Extract each line of the material below that contains the string "letter".

-- Begin DATA PROVIDED --

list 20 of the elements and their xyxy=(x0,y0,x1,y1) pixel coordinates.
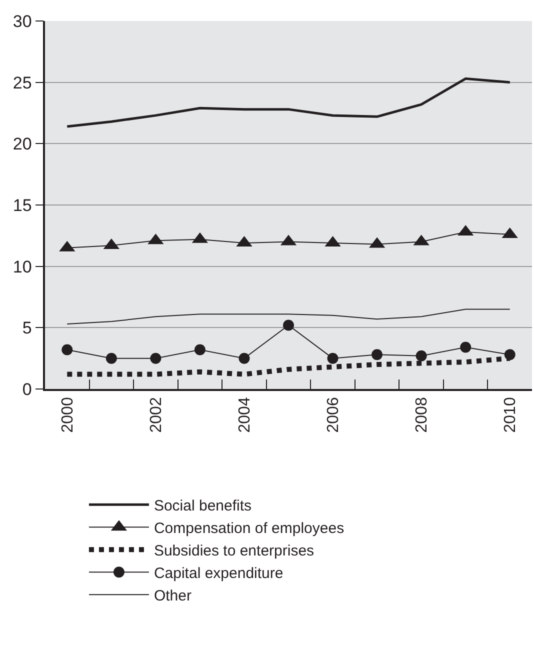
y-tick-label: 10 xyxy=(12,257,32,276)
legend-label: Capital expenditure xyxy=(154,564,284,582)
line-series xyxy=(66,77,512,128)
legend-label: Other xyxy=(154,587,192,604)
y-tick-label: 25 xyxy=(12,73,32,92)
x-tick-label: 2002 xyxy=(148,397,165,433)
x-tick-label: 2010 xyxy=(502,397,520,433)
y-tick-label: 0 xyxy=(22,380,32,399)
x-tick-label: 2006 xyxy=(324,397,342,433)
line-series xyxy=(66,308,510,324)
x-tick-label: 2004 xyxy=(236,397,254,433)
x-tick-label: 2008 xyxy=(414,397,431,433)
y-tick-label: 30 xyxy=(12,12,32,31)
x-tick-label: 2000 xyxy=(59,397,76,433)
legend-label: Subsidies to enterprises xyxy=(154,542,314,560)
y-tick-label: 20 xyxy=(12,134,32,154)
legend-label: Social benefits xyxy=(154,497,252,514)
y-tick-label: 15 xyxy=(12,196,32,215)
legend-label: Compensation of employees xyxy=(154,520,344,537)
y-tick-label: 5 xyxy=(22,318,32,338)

-- End DATA PROVIDED --
-- Begin DATA PROVIDED --

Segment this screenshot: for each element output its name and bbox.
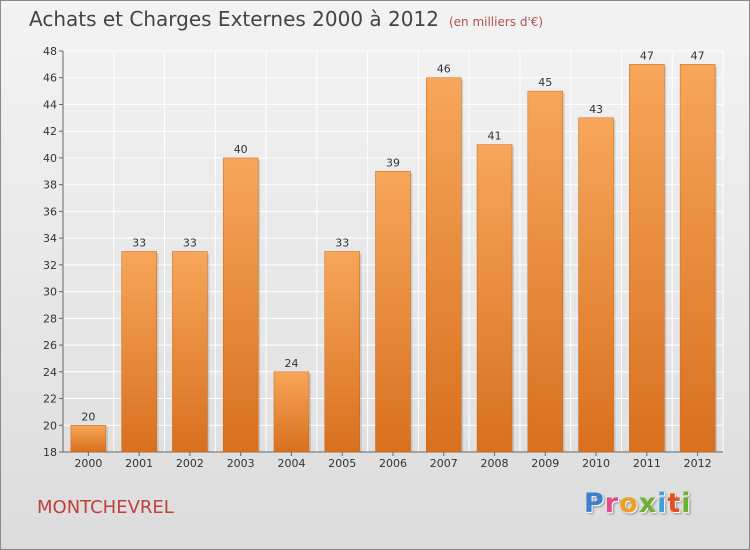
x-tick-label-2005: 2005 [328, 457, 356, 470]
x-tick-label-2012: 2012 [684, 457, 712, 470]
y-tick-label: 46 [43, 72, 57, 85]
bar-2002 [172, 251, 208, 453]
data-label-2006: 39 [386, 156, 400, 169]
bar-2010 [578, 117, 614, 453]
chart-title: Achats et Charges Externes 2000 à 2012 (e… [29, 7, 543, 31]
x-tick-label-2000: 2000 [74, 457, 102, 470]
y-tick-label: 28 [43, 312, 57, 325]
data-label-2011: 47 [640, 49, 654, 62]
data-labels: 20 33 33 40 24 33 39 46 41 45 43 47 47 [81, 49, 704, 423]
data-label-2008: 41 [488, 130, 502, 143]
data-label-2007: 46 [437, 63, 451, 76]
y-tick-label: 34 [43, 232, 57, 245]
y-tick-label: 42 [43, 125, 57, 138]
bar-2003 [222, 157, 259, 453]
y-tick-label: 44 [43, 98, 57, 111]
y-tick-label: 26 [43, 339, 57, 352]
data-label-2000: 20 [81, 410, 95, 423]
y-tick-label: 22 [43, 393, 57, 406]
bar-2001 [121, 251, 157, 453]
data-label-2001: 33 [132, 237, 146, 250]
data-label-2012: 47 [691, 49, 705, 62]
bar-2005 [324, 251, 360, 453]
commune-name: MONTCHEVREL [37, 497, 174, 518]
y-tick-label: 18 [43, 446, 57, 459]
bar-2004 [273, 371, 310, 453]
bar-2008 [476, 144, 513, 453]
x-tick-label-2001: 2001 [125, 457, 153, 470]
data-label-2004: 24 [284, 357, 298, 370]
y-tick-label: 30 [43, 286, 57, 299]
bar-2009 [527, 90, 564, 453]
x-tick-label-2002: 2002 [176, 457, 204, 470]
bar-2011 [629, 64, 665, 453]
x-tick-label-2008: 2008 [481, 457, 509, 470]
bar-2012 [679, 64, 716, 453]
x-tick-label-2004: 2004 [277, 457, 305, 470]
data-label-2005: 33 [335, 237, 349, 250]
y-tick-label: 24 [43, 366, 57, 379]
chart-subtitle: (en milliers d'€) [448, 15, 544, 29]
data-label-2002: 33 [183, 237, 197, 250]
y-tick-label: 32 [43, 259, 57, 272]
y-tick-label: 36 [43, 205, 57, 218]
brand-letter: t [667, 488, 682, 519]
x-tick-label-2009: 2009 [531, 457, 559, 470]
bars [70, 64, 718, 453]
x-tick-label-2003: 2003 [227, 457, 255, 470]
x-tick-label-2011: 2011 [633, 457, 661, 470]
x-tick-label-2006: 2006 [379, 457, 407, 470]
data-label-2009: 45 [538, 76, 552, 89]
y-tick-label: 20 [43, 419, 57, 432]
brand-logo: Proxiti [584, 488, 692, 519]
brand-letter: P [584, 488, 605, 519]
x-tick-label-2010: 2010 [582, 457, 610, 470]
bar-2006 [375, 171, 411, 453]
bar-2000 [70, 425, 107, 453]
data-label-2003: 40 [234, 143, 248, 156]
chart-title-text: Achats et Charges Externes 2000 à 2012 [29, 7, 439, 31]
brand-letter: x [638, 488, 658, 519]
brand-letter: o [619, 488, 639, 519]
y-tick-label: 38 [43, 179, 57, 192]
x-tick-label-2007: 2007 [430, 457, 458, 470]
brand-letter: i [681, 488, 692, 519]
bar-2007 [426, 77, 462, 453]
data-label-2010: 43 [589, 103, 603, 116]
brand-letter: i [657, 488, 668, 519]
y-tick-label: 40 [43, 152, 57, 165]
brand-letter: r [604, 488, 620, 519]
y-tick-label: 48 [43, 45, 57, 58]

-- End DATA PROVIDED --

• TASK SOLUTION:
brand-letter: t [667, 488, 682, 519]
brand-letter: P [584, 488, 605, 519]
brand-letter: x [638, 488, 658, 519]
brand-letter: o [619, 488, 639, 519]
brand-letter: i [681, 488, 692, 519]
brand-letter: i [657, 488, 668, 519]
brand-letter: r [604, 488, 620, 519]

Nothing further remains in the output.